Information given >>
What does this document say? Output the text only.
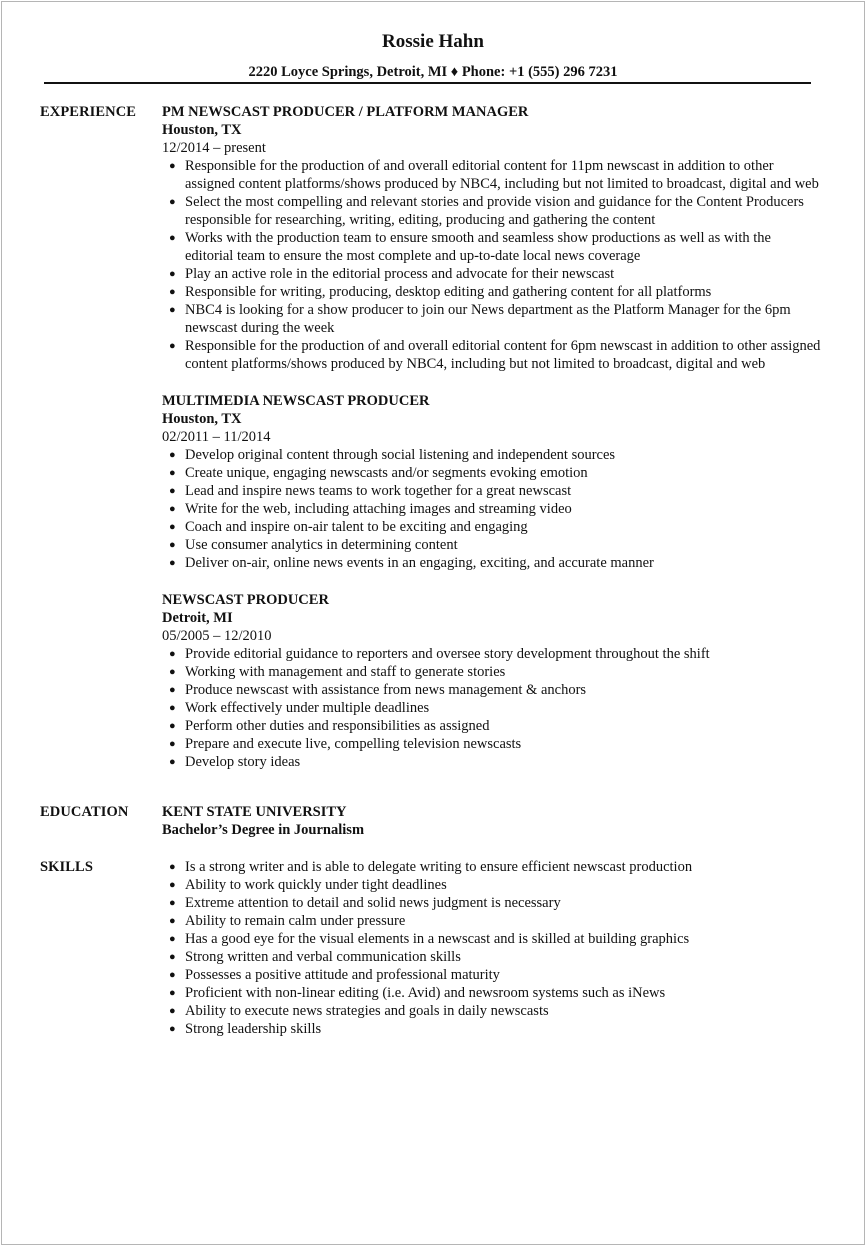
Rossie Hahn
2220 Loyce Springs, Detroit, MI ♦ Phone: +1 (555) 296 7231
EXPERIENCE PM NEWSCAST PRODUCER / PLATFORM MANAGER
Houston, TX
12/2014 – present
● Responsible for the production of and overall editorial content for 11pm newscast in addition to other assigned content platforms/shows produced by NBC4, including but not limited to broadcast, digital and web
● Select the most compelling and relevant stories and provide vision and guidance for the Content Producers responsible for researching, writing, editing, producing and gathering the content
● Works with the production team to ensure smooth and seamless show productions as well as with the editorial team to ensure the most complete and up-to-date local news coverage
● Play an active role in the editorial process and advocate for their newscast
● Responsible for writing, producing, desktop editing and gathering content for all platforms
● NBC4 is looking for a show producer to join our News department as the Platform Manager for the 6pm newscast during the week
● Responsible for the production of and overall editorial content for 6pm newscast in addition to other assigned content platforms/shows produced by NBC4, including but not limited to broadcast, digital and web
MULTIMEDIA NEWSCAST PRODUCER
Houston, TX
02/2011 – 11/2014
● Develop original content through social listening and independent sources
● Create unique, engaging newscasts and/or segments evoking emotion
● Lead and inspire news teams to work together for a great newscast
● Write for the web, including attaching images and streaming video
● Coach and inspire on-air talent to be exciting and engaging
● Use consumer analytics in determining content
● Deliver on-air, online news events in an engaging, exciting, and accurate manner
NEWSCAST PRODUCER
Detroit, MI
05/2005 – 12/2010
● Provide editorial guidance to reporters and oversee story development throughout the shift
● Working with management and staff to generate stories
● Produce newscast with assistance from news management & anchors
● Work effectively under multiple deadlines
● Perform other duties and responsibilities as assigned
● Prepare and execute live, compelling television newscasts
● Develop story ideas
EDUCATION KENT STATE UNIVERSITY
Bachelor’s Degree in Journalism
SKILLS	● Is a strong writer and is able to delegate writing to ensure efficient newscast production
● Ability to work quickly under tight deadlines
● Extreme attention to detail and solid news judgment is necessary
● Ability to remain calm under pressure
● Has a good eye for the visual elements in a newscast and is skilled at building graphics
● Strong written and verbal communication skills
● Possesses a positive attitude and professional maturity
● Proficient with non-linear editing (i.e. Avid) and newsroom systems such as iNews
● Ability to execute news strategies and goals in daily newscasts
● Strong leadership skills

Problem to work on >> Reproduce all entries without any change, and omit the pictures.

Output of the exercise >>
What does this document say? Output the text only.
Rossie Hahn
2220 Loyce Springs, Detroit, MI ♦ Phone: +1 (555) 296 7231
EXPERIENCE PM NEWSCAST PRODUCER / PLATFORM MANAGER
Houston, TX
12/2014 – present
● Responsible for the production of and overall editorial content for 11pm newscast in addition to other assigned content platforms/shows produced by NBC4, including but not limited to broadcast, digital and web
● Select the most compelling and relevant stories and provide vision and guidance for the Content Producers responsible for researching, writing, editing, producing and gathering the content
● Works with the production team to ensure smooth and seamless show productions as well as with the editorial team to ensure the most complete and up-to-date local news coverage
● Play an active role in the editorial process and advocate for their newscast
● Responsible for writing, producing, desktop editing and gathering content for all platforms
● NBC4 is looking for a show producer to join our News department as the Platform Manager for the 6pm newscast during the week
● Responsible for the production of and overall editorial content for 6pm newscast in addition to other assigned content platforms/shows produced by NBC4, including but not limited to broadcast, digital and web
MULTIMEDIA NEWSCAST PRODUCER
Houston, TX
02/2011 – 11/2014
● Develop original content through social listening and independent sources
● Create unique, engaging newscasts and/or segments evoking emotion
● Lead and inspire news teams to work together for a great newscast
● Write for the web, including attaching images and streaming video
● Coach and inspire on-air talent to be exciting and engaging
● Use consumer analytics in determining content
● Deliver on-air, online news events in an engaging, exciting, and accurate manner
NEWSCAST PRODUCER
Detroit, MI
05/2005 – 12/2010
● Provide editorial guidance to reporters and oversee story development throughout the shift
● Working with management and staff to generate stories
● Produce newscast with assistance from news management & anchors
● Work effectively under multiple deadlines
● Perform other duties and responsibilities as assigned
● Prepare and execute live, compelling television newscasts
● Develop story ideas
EDUCATION KENT STATE UNIVERSITY
Bachelor’s Degree in Journalism
SKILLS	● Is a strong writer and is able to delegate writing to ensure efficient newscast production
● Ability to work quickly under tight deadlines
● Extreme attention to detail and solid news judgment is necessary
● Ability to remain calm under pressure
● Has a good eye for the visual elements in a newscast and is skilled at building graphics
● Strong written and verbal communication skills
● Possesses a positive attitude and professional maturity
● Proficient with non-linear editing (i.e. Avid) and newsroom systems such as iNews
● Ability to execute news strategies and goals in daily newscasts
● Strong leadership skills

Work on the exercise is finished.